▶ **Your task**:
Copy every line from the data below in which the string "Сокращение" can be found.
Input rows start
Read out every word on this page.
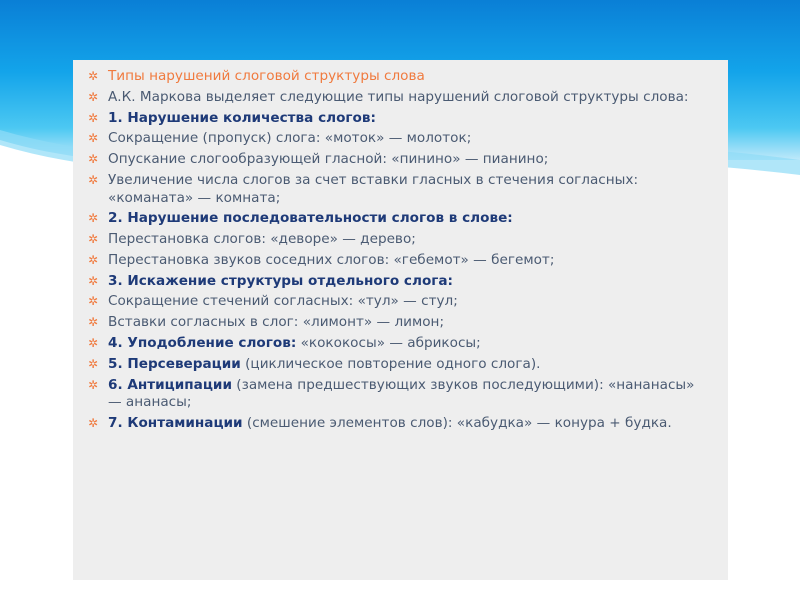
✲ Типы нарушений слоговой структуры слова
✲ А.К. Маркова выделяет следующие типы нарушений слоговой структуры слова:
✲ 1. Нарушение количества слогов:
✲ Сокращение (пропуск) слога: «моток» — молоток;
✲ Опускание слогообразующей гласной: «пинино» — пианино;
✲ Увеличение числа слогов за счет вставки гласных в стечения согласных: «команата» — комната;
✲ 2. Нарушение последовательности слогов в слове:
✲ Перестановка слогов: «деворе» — дерево;
✲ Перестановка звуков соседних слогов: «гебемот» — бегемот;
✲ 3. Искажение структуры отдельного слога:
✲ Сокращение стечений согласных: «тул» — стул;
✲ Вставки согласных в слог: «лимонт» — лимон;
✲ 4. Уподобление слогов: «кококосы» — абрикосы;
✲ 5. Персеверации (циклическое повторение одного слога).
✲ 6. Антиципации (замена предшествующих звуков последующими): «нананасы» — ананасы;
✲ 7. Контаминации (смешение элементов слов): «кабудка» — конура + будка.
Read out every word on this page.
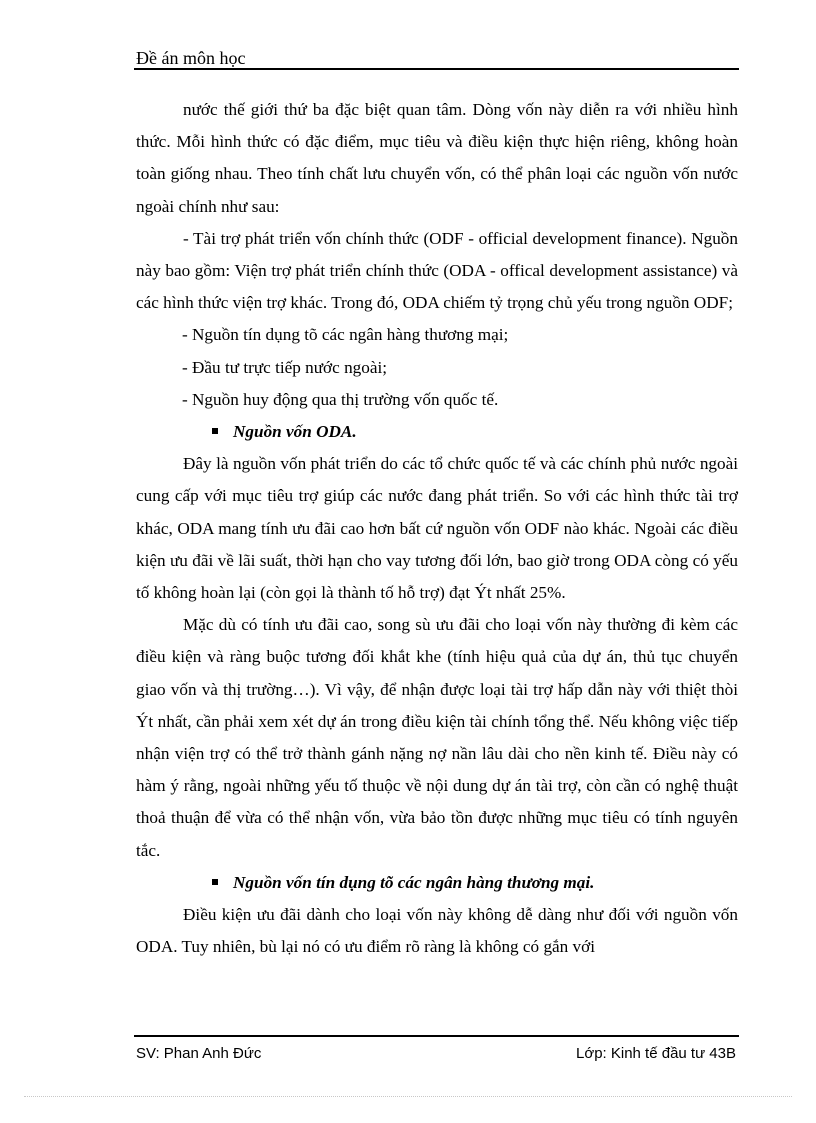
Đề án môn học

nước thế giới thứ ba đặc biệt quan tâm. Dòng vốn này diễn ra với nhiều hình thức. Mỗi hình thức có đặc điểm, mục tiêu và điều kiện thực hiện riêng, không hoàn toàn giống nhau. Theo tính chất lưu chuyển vốn, có thể phân loại các nguồn vốn nước ngoài chính như sau:

- Tài trợ phát triển vốn chính thức (ODF - official development finance). Nguồn này bao gồm: Viện trợ phát triển chính thức (ODA - offical development assistance) và các hình thức viện trợ khác. Trong đó, ODA chiếm tỷ trọng chủ yếu trong nguồn ODF;

- Nguồn tín dụng tõ các ngân hàng thương mại;

- Đầu tư trực tiếp nước ngoài;

- Nguồn huy động qua thị trường vốn quốc tế.

Nguồn vốn ODA.

Đây là nguồn vốn phát triển do các tổ chức quốc tế và các chính phủ nước ngoài cung cấp với mục tiêu trợ giúp các nước đang phát triển. So với các hình thức tài trợ khác, ODA mang tính ưu đãi cao hơn bất cứ nguồn vốn ODF nào khác. Ngoài các điều kiện ưu đãi về lãi suất, thời hạn cho vay tương đối lớn, bao giờ trong ODA còng có yếu tố không hoàn lại (còn gọi là thành tố hỗ trợ) đạt Ýt nhất 25%.

Mặc dù có tính ưu đãi cao, song sù ưu đãi cho loại vốn này thường đi kèm các điều kiện và ràng buộc tương đối khắt khe (tính hiệu quả của dự án, thủ tục chuyển giao vốn và thị trường…). Vì vậy, để nhận được loại tài trợ hấp dẫn này với thiệt thòi Ýt nhất, cần phải xem xét dự án trong điều kiện tài chính tổng thể. Nếu không việc tiếp nhận viện trợ có thể trở thành gánh nặng nợ nần lâu dài cho nền kinh tế. Điều này có hàm ý rằng, ngoài những yếu tố thuộc về nội dung dự án tài trợ, còn cần có nghệ thuật thoả thuận để vừa có thể nhận vốn, vừa bảo tồn được những mục tiêu có tính nguyên tắc.

Nguồn vốn tín dụng tõ các ngân hàng thương mại.

Điều kiện ưu đãi dành cho loại vốn này không dễ dàng như đối với nguồn vốn ODA. Tuy nhiên, bù lại nó có ưu điểm rõ ràng là không có gắn với

SV: Phan Anh Đức	Lớp: Kinh tế đầu tư 43B
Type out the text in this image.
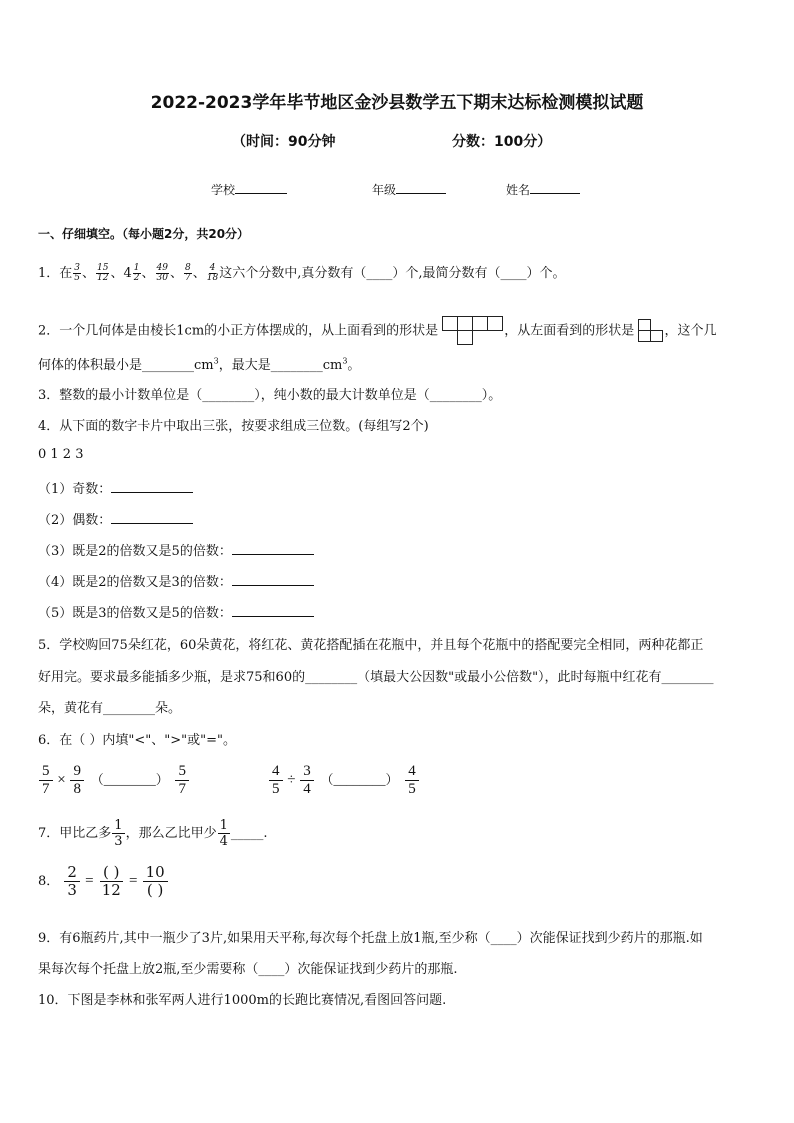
2022-2023学年毕节地区金沙县数学五下期末达标检测模拟试题
（时间：90分钟	分数：100分）
学校	年级	姓名
一、仔细填空。（每小题2分，共20分）
1．在 $\frac{3}{5}$ 、 $\frac{15}{12}$ 、$4 \frac{1}{2}$ 、 $\frac{49}{30}$ 、 $\frac{8}{7}$ 、 $\frac{4}{18}$ 这六个分数中,真分数有（____）个,最简分数有（____）个。
2．一个几何体是由棱长1cm的小正方体摆成的，从上面看到的形状是	，从左面看到的形状是 ，这个几
何体的体积最小是$\_\_\_\_\_\_\_\_cm^3$，最大是$\_\_\_\_\_\_\_\_cm^3$。
3．整数的最小计数单位是（________），纯小数的最大计数单位是（________）。
4．从下面的数字卡片中取出三张，按要求组成三位数。(每组写2个)
0 1 2 3
（1）奇数：
（2）偶数：
（3）既是2的倍数又是5的倍数：
（4）既是2的倍数又是3的倍数：
（5）既是3的倍数又是5的倍数：
5．学校购回75朵红花，60朵黄花，将红花、黄花搭配插在花瓶中，并且每个花瓶中的搭配要完全相同，两种花都正
好用完。要求最多能插多少瓶，是求75和60的________（填最大公因数"或最小公倍数"），此时每瓶中红花有________
朵，黄花有________朵。
6．在（ ）内填"<"、">"或"="。
$\frac{5}{7} \times \frac{9}{8}$ （________） $\frac{5}{7}$	$\frac{4}{5} \div \frac{3}{4}$ （________） $\frac{4}{5}$
7．甲比乙多 $\frac{1}{3}$ ，那么乙比甲少 $\frac{1}{4}$ _____.
8． $\frac{2}{3} = \frac{( )}{12} = \frac{10}{( )}$
9．有6瓶药片,其中一瓶少了3片,如果用天平称,每次每个托盘上放1瓶,至少称（____）次能保证找到少药片的那瓶.如
果每次每个托盘上放2瓶,至少需要称（____）次能保证找到少药片的那瓶.
10．下图是李林和张军两人进行1000m的长跑比赛情况,看图回答问题.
Input rows end
▶ **Result**:
✲ Сокращение (пропуск) слога: «моток» — молоток;
✲ Сокращение стечений согласных: «тул» — стул;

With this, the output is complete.